(Dataset records)
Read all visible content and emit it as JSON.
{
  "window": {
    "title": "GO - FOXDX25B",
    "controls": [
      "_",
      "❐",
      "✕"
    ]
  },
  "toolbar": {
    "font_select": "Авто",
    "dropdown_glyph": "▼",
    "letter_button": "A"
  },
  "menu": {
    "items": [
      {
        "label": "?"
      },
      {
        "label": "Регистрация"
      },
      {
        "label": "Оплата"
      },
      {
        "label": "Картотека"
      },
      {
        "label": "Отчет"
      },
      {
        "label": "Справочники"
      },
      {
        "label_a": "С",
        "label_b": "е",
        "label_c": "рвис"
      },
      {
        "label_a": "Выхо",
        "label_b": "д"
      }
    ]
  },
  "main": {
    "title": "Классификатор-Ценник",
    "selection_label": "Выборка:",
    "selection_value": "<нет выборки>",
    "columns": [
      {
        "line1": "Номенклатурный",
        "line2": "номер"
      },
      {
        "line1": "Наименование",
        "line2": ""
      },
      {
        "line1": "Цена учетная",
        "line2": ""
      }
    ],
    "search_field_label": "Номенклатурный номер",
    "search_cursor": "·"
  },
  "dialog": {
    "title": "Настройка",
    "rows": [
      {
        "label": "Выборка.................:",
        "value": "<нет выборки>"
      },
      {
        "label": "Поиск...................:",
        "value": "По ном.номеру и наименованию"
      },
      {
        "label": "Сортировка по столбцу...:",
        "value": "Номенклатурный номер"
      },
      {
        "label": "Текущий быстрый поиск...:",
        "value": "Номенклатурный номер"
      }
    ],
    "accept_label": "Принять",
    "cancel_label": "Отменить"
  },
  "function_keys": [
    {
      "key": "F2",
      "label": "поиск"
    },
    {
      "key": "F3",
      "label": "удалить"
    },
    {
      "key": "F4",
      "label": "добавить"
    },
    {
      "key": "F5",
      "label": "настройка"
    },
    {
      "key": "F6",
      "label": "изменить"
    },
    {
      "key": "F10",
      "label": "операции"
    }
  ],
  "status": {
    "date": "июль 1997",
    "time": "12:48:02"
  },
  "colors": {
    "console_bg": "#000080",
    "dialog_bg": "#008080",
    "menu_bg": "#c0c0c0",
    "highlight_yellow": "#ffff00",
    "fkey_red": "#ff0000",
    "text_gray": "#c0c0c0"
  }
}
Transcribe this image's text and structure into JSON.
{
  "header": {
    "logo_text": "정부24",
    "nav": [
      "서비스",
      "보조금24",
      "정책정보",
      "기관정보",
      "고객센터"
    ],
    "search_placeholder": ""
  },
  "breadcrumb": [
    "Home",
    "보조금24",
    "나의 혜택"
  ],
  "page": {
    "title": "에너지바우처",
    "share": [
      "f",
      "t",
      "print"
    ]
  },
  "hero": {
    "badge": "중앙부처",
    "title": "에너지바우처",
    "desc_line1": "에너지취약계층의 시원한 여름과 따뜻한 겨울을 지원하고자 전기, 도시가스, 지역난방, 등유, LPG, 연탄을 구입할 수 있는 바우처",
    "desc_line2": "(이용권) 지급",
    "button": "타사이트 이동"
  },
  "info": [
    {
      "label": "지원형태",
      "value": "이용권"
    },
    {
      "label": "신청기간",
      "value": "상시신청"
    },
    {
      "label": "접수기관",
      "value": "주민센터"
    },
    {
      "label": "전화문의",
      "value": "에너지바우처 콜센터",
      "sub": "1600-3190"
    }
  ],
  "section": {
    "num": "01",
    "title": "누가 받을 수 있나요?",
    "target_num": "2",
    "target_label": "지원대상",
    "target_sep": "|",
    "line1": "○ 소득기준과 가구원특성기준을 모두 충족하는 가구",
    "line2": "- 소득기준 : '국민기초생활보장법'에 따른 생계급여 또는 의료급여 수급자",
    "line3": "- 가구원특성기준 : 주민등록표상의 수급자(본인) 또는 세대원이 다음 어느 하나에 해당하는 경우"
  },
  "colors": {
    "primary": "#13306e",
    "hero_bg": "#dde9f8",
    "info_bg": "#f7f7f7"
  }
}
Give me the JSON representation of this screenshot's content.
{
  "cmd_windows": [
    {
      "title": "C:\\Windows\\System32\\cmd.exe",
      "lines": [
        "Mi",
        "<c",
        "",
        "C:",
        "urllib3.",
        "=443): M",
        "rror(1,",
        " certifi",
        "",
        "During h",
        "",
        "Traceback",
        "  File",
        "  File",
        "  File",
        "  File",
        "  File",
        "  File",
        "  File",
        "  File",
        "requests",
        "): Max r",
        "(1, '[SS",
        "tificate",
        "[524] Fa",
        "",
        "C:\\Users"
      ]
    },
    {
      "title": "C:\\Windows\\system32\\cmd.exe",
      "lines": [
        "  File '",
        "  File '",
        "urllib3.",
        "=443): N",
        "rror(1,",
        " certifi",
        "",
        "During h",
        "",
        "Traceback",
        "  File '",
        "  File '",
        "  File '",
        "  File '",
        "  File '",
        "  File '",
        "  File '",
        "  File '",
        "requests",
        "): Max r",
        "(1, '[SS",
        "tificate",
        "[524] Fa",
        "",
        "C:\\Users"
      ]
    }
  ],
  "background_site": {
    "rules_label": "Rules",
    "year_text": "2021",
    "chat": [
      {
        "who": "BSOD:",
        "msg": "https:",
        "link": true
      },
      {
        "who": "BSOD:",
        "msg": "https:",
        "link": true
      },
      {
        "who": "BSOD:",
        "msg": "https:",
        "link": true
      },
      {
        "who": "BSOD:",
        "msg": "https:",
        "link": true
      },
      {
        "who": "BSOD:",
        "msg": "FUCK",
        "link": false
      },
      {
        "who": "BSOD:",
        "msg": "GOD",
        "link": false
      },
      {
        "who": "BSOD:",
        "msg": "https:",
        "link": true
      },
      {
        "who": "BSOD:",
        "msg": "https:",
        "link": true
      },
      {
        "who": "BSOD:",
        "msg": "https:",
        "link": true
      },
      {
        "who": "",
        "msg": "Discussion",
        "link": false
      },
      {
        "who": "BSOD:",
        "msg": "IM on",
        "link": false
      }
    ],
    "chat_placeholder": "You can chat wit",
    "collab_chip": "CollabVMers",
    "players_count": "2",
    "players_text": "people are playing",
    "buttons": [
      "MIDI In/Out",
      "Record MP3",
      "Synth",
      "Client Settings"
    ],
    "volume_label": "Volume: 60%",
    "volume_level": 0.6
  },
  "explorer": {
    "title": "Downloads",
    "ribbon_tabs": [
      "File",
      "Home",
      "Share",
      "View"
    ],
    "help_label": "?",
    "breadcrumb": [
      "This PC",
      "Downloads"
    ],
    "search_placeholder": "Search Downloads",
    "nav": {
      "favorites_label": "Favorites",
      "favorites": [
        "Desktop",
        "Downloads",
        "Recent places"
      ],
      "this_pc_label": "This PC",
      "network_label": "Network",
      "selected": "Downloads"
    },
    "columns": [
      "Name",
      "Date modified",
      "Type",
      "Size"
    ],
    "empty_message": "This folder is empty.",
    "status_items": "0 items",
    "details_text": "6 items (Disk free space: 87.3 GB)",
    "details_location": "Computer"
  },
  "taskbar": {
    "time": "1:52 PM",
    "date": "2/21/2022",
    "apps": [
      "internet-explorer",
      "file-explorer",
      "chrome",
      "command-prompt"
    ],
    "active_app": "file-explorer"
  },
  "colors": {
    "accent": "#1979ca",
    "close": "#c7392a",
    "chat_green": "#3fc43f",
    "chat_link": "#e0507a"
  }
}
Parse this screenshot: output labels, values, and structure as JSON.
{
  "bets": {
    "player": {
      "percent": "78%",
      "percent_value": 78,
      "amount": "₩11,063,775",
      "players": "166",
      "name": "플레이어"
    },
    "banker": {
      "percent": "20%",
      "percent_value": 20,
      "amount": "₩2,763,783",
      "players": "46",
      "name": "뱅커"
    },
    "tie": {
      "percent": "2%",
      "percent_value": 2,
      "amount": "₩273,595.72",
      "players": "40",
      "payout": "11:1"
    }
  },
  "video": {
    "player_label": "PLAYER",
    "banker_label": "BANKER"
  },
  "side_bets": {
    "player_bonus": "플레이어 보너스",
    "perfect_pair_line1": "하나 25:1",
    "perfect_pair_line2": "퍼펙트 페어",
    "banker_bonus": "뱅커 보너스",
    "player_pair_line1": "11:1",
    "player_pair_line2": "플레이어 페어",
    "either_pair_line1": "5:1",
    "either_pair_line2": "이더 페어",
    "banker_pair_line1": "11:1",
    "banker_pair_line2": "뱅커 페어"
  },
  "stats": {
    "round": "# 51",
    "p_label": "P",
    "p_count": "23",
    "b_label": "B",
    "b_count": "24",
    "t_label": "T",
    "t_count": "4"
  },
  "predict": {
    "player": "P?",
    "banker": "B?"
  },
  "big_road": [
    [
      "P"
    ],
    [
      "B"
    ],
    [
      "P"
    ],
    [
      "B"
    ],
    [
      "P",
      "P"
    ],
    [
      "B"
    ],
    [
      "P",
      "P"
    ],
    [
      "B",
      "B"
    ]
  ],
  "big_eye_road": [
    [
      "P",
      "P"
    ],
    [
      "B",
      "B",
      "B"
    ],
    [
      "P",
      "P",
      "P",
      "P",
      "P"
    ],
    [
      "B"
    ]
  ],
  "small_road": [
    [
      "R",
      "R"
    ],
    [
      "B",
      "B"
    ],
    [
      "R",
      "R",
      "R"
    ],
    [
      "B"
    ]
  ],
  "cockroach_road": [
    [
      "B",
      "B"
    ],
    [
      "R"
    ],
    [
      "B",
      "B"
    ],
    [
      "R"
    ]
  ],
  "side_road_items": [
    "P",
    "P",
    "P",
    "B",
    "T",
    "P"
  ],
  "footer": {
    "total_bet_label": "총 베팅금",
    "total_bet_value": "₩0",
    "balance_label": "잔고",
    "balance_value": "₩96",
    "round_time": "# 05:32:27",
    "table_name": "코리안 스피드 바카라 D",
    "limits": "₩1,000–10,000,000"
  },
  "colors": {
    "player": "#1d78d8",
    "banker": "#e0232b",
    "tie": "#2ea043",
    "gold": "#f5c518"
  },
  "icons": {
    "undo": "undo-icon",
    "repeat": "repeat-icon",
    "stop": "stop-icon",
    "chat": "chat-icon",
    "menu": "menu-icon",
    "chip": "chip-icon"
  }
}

Task directions:
Using the entries above, find all lines with "amount". Copy them.

The output:
      "amount": "₩11,063,775",
      "amount": "₩2,763,783",
      "amount": "₩273,595.72",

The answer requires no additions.